_Texte du document_.
Par cette ingénieuse théorie, M. Rabier prétend à la fois réaliser un double avantage : 1o il donne au principe inductif le fondement réel qui lui fait défaut dans l’hypothèse à priorique ; 2o il échappe aux reproches qu’on fait et qu’il a faits lui-même aux théories purement empiriques. En effet, l’intelligence dans son système entre pour une grande part dans la formation du principe, c’est elle d’abord qui saisit le rapport entre la cause et l’effet, qui voit dans les événements autre chose que des séries purement successives ; c’est elle encore qui se pose la question de la régularité universelle ; c’est elle toujours qui distingue entre l’irrégularité apparente et l’irrégularité réelle ; c’est elle enfin qui assigne l’ignorance pour cause aux apparences d’irrégularité que l’expérience découvre ; l’intelligence élabore donc le principe de causalité dont l’expérience ne lui fournissait que la matière ; l’empirisme qui forme le principe est donc, selon l’expression de l’auteur, un empirisme intelligent. Par suite de cette formation du principe par l’intelligence, l’objection tirée de l’irrégularité en réalité plus fréquente que la régularité, qui porte contre Mill, ne porte plus contre M. Rabier. « Les cas défavorables ne prouvent rien. »

[Données enregistrées]

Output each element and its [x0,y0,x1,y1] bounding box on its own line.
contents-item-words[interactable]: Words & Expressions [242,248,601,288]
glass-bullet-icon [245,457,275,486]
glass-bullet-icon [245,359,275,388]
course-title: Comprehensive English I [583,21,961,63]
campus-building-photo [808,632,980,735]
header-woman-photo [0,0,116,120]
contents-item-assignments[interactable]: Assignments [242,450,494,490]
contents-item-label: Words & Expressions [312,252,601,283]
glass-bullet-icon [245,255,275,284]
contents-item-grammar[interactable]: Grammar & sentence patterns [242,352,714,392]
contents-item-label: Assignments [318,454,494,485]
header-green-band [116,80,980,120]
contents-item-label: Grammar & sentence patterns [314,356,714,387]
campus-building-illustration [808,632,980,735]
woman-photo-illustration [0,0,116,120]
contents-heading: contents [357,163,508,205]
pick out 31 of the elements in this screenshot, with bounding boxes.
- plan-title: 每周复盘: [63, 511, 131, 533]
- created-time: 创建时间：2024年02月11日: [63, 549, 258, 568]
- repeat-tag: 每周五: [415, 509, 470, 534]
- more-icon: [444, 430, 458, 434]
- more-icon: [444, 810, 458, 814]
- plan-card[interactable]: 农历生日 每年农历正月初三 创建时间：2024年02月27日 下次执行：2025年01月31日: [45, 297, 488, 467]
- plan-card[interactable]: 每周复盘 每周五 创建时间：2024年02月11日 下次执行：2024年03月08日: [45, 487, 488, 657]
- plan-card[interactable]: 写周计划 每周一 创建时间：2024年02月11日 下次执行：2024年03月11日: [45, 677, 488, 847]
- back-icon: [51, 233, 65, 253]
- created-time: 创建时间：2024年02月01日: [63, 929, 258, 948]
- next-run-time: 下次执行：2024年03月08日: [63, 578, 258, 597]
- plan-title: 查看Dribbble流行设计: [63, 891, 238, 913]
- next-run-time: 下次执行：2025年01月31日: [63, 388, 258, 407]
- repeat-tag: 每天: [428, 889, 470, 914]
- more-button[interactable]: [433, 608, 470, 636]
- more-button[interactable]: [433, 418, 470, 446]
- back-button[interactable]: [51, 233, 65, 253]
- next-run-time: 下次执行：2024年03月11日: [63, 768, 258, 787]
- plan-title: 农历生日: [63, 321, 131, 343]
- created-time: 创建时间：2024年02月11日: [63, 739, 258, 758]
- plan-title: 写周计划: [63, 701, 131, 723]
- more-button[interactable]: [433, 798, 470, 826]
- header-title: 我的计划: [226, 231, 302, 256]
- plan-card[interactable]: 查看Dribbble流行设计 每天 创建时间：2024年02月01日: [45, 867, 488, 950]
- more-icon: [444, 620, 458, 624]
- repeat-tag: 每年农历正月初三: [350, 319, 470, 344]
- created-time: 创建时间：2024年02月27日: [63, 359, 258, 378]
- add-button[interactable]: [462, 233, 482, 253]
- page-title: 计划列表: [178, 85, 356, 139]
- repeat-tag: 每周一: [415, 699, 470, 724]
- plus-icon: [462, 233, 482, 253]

_Vos consignes_.
Recopiez intégralement, sans la moindre modification, le texte ci-dessus sur le principe de causalité selon M. Rabier.

_Réponse à l'exercice_.
Par cette ingénieuse théorie, M. Rabier prétend à la fois réaliser un double avantage : 1o il donne au principe inductif le fondement réel qui lui fait défaut dans l’hypothèse à priorique ; 2o il échappe aux reproches qu’on fait et qu’il a faits lui-même aux théories purement empiriques. En effet, l’intelligence dans son système entre pour une grande part dans la formation du principe, c’est elle d’abord qui saisit le rapport entre la cause et l’effet, qui voit dans les événements autre chose que des séries purement successives ; c’est elle encore qui se pose la question de la régularité universelle ; c’est elle toujours qui distingue entre l’irrégularité apparente et l’irrégularité réelle ; c’est elle enfin qui assigne l’ignorance pour cause aux apparences d’irrégularité que l’expérience découvre ; l’intelligence élabore donc le principe de causalité dont l’expérience ne lui fournissait que la matière ; l’empirisme qui forme le principe est donc, selon l’expression de l’auteur, un empirisme intelligent. Par suite de cette formation du principe par l’intelligence, l’objection tirée de l’irrégularité en réalité plus fréquente que la régularité, qui porte contre Mill, ne porte plus contre M. Rabier. « Les cas défavorables ne prouvent rien. »